### SOURCE

★ ★ ★ ★ ★

This prospectus is part of a “shelf” registration statement (this “Registration Statement”). Under this process, we may sell, at any time and from time to time, in one or more offerings, any combination of the securities described in this prospectus. The exhibits to our Registration Statement contain the full text of certain contracts and other important documents we have summarized in this prospectus. Since these summaries may not contain all the information that you may find important in deciding whether to purchase the securities we offer, you should review the full text of these documents. This Registration Statement and the exhibits can be obtained from the Securities and Exchange Commission (also referred to herein as the “SEC” or the “Commission”) or from our corporate Secretary as indicated under the heading “Where You Can Find More Information.”

 

This prospectus only provides you with a general description of the securities we may offer. Each time we sell securities, we will provide a prospectus supplement that contains specific information about the terms of those securities and the terms of that offering. The prospectus supplement may also add, update or change information contained in this prospectus. You should read both this prospectus and any prospectus supplement together with the additional information described below under the heading “Where You Can Find More Information.”

★ ★ ★ ★ ★

### TO-DO LIST
a: List each distinct phrase that the prospectus excerpt sets inside quotation marks.
b: Resume the prospectus excerpt, continuing directly after its final sentence.

[Spatial annotation entries]
★ ★ ★ ★ ★

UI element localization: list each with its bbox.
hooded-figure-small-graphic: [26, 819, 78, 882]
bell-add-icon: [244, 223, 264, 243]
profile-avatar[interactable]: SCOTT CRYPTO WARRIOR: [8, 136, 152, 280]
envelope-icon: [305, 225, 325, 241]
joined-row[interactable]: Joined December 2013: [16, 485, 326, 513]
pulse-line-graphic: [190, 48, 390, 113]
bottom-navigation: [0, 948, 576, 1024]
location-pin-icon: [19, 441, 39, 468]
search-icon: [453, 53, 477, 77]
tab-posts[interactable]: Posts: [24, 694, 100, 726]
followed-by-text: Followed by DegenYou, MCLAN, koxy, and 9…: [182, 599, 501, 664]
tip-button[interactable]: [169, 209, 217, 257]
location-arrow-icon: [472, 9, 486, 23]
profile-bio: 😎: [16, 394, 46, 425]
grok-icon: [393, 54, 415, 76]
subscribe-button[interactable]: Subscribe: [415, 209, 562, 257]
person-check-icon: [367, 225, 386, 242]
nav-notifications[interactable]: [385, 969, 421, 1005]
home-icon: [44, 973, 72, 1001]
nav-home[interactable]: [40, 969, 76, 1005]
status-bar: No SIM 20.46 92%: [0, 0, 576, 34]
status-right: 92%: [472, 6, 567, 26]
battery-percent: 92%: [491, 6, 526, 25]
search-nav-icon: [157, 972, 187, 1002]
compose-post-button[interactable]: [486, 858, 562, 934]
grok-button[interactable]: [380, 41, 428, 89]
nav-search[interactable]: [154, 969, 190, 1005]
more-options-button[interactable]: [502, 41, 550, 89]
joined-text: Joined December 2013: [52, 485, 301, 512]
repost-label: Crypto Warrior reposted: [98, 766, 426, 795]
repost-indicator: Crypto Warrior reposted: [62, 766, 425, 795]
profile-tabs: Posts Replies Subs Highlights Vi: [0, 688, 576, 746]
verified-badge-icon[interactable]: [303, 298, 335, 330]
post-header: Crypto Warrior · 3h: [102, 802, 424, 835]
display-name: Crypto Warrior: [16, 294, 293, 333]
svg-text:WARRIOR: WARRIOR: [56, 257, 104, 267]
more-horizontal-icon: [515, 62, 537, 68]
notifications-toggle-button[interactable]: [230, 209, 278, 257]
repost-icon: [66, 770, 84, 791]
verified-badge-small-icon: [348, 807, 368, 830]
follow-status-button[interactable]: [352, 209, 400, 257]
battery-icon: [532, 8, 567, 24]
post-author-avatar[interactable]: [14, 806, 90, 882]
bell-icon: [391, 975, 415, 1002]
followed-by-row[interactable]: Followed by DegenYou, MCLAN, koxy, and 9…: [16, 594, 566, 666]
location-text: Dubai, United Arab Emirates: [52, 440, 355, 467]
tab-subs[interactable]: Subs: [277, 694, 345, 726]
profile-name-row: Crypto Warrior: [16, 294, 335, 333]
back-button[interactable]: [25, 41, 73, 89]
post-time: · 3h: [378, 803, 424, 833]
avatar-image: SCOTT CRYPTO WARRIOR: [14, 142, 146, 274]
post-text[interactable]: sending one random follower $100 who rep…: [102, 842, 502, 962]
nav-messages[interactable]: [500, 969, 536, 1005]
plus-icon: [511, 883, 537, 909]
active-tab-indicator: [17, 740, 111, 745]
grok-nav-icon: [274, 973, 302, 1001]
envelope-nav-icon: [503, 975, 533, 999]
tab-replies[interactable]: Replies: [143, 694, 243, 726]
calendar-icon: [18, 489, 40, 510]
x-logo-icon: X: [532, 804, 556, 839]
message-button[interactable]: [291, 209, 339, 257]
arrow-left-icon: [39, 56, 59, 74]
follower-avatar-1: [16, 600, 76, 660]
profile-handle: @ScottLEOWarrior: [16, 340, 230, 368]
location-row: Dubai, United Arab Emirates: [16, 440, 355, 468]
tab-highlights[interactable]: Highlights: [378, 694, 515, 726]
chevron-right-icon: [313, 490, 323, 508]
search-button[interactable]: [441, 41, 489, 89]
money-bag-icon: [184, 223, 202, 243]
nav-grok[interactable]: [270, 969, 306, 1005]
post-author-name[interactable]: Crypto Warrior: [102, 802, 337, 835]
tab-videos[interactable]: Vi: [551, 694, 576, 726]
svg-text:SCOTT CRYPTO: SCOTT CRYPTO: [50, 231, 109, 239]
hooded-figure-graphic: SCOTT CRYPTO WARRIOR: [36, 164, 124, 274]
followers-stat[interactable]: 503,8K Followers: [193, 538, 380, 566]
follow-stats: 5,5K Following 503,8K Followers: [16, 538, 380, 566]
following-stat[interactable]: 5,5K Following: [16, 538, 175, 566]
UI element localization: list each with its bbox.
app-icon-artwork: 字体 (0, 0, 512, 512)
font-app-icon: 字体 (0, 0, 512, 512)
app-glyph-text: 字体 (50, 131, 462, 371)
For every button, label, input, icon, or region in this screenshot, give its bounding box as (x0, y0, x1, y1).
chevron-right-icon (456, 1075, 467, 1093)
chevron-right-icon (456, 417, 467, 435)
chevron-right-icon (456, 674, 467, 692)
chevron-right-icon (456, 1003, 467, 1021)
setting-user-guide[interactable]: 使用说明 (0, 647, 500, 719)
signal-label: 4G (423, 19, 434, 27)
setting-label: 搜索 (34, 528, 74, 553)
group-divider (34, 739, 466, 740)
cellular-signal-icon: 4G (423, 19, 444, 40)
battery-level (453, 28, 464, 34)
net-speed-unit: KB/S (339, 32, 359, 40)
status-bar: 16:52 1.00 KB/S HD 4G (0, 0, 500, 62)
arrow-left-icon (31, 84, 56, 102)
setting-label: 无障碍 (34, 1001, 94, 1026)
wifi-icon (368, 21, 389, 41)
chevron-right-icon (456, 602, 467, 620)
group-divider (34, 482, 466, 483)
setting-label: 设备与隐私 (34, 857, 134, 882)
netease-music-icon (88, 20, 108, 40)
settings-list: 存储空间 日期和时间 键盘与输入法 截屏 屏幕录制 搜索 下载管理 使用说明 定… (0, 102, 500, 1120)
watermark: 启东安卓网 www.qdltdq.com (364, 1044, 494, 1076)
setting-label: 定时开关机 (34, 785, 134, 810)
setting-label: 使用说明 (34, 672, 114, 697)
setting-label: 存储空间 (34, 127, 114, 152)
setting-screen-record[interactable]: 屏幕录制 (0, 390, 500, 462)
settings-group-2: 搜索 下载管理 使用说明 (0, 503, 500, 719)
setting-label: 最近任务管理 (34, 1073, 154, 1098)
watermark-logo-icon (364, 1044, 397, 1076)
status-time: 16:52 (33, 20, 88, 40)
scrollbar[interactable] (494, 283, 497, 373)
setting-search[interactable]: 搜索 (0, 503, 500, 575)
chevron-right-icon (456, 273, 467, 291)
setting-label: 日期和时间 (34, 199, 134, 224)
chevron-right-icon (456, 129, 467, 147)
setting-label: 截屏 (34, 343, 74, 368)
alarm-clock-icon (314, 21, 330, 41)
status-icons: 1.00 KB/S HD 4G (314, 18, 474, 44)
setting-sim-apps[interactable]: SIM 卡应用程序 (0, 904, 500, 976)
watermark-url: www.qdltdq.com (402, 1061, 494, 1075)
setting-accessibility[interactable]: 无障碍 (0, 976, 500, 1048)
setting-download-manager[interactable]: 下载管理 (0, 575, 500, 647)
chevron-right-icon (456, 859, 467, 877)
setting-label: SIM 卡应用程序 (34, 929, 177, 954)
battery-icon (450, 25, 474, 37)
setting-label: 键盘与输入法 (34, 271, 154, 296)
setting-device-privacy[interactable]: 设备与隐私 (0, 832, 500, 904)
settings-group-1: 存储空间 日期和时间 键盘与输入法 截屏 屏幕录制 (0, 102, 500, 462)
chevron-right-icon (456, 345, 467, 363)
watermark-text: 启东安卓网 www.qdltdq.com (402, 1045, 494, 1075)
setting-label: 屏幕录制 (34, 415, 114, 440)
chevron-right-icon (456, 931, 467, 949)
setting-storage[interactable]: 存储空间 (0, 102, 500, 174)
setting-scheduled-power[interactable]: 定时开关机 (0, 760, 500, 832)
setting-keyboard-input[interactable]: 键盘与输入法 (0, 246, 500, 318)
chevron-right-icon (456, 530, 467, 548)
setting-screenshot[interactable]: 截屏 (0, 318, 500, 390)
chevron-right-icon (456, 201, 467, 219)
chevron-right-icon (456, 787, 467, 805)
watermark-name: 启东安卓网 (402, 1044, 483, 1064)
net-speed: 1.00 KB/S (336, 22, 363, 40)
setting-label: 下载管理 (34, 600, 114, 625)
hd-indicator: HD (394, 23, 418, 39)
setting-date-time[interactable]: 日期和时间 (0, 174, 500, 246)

★ ★ ★ ★ ★

### EXERCISE ANSWERS
a:
shelf
Registration Statement
SEC
Commission
Where You Can Find More Information

b:
We have not authorized any dealer, agent or other person to give any information or to make any representation other than those contained or incorporated by reference in this prospectus and any accompanying prospectus supplement. You must not rely upon any information or representation not contained or incorporated by reference in this prospectus or an accompanying prospectus supplement. This prospectus and the accompanying prospectus supplement, if any, do not constitute an offer to sell or the solicitation of an offer to buy any securities other than the registered securities to which they relate, nor do this prospectus and the accompanying prospectus supplement constitute an offer to sell or the solicitation of an offer to buy securities in any jurisdiction to any person to whom it is unlawful to make such offer or solicitation in such jurisdiction. You should not assume that the information contained in this prospectus and the accompanying prospectus supplement, if any, is accurate on any date subsequent to the date set forth on the front of the document or that any information we have incorporated by reference is correct on any date subsequent to the date of the document incorporated by reference, even though this prospectus and any accompanying prospectus supplement is delivered or securities are sold on a later date.

 

References in this prospectus to the terms the “Company,” the “Corporation,” “inTEST,” “we,” “our” and “us,” or other similar terms, mean inTEST Corporation, unless we state otherwise or the context indicates otherwise.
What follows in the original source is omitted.